■ EXERCISE AIM
Reproduce every record below exactly as it appears.

■ RECORD EXCERPTS

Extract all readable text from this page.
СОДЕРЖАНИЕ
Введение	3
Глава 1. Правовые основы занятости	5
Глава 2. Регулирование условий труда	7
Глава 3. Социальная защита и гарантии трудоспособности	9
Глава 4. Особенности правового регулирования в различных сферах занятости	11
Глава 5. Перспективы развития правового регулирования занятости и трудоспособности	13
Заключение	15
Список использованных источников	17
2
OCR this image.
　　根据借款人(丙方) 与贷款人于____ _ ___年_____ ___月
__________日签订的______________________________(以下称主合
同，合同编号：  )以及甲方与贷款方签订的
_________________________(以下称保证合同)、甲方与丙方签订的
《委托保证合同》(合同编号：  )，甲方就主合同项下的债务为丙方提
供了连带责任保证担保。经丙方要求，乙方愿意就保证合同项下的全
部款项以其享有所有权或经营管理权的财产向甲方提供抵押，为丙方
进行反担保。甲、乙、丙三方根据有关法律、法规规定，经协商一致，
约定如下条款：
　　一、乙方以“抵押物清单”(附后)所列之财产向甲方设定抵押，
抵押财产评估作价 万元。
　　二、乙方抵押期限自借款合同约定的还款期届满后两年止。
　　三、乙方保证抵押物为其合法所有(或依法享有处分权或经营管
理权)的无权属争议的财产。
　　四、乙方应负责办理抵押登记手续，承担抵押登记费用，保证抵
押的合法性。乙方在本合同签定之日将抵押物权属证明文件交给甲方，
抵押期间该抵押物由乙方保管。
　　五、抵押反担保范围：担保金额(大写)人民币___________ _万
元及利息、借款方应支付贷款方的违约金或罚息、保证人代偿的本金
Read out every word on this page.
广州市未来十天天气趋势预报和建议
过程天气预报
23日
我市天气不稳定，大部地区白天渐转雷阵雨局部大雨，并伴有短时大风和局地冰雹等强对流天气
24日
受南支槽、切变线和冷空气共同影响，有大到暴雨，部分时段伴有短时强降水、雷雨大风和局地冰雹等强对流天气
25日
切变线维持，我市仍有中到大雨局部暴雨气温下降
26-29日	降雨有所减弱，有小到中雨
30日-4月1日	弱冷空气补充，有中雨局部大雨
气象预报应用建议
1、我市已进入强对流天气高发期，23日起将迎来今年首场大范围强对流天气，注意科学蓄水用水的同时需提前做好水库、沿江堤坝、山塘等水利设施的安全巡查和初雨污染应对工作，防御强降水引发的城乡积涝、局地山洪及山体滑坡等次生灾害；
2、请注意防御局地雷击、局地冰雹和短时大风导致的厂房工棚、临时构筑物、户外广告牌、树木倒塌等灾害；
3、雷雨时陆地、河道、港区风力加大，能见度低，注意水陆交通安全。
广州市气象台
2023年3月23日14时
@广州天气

■ IN RESPONSE
Extract all readable text from this page.
СОДЕРЖАНИЕ
Введение	3
Глава 1. Правовые основы занятости	5
Глава 2. Регулирование условий труда	7
Глава 3. Социальная защита и гарантии трудоспособности	9
Глава 4. Особенности правового регулирования в различных сферах занятости	11
Глава 5. Перспективы развития правового регулирования занятости и трудоспособности	13
Заключение	15
Список использованных источников	17
2
OCR this image.
　　根据借款人(丙方) 与贷款人于____ _ ___年_____ ___月
__________日签订的______________________________(以下称主合
同，合同编号：  )以及甲方与贷款方签订的
_________________________(以下称保证合同)、甲方与丙方签订的
《委托保证合同》(合同编号：  )，甲方就主合同项下的债务为丙方提
供了连带责任保证担保。经丙方要求，乙方愿意就保证合同项下的全
部款项以其享有所有权或经营管理权的财产向甲方提供抵押，为丙方
进行反担保。甲、乙、丙三方根据有关法律、法规规定，经协商一致，
约定如下条款：
　　一、乙方以“抵押物清单”(附后)所列之财产向甲方设定抵押，
抵押财产评估作价 万元。
　　二、乙方抵押期限自借款合同约定的还款期届满后两年止。
　　三、乙方保证抵押物为其合法所有(或依法享有处分权或经营管
理权)的无权属争议的财产。
　　四、乙方应负责办理抵押登记手续，承担抵押登记费用，保证抵
押的合法性。乙方在本合同签定之日将抵押物权属证明文件交给甲方，
抵押期间该抵押物由乙方保管。
　　五、抵押反担保范围：担保金额(大写)人民币___________ _万
元及利息、借款方应支付贷款方的违约金或罚息、保证人代偿的本金
Read out every word on this page.
广州市未来十天天气趋势预报和建议
过程天气预报
23日
我市天气不稳定，大部地区白天渐转雷阵雨局部大雨，并伴有短时大风和局地冰雹等强对流天气
24日
受南支槽、切变线和冷空气共同影响，有大到暴雨，部分时段伴有短时强降水、雷雨大风和局地冰雹等强对流天气
25日
切变线维持，我市仍有中到大雨局部暴雨气温下降
26-29日	降雨有所减弱，有小到中雨
30日-4月1日	弱冷空气补充，有中雨局部大雨
气象预报应用建议
1、我市已进入强对流天气高发期，23日起将迎来今年首场大范围强对流天气，注意科学蓄水用水的同时需提前做好水库、沿江堤坝、山塘等水利设施的安全巡查和初雨污染应对工作，防御强降水引发的城乡积涝、局地山洪及山体滑坡等次生灾害；
2、请注意防御局地雷击、局地冰雹和短时大风导致的厂房工棚、临时构筑物、户外广告牌、树木倒塌等灾害；
3、雷雨时陆地、河道、港区风力加大，能见度低，注意水陆交通安全。
广州市气象台
2023年3月23日14时
@广州天气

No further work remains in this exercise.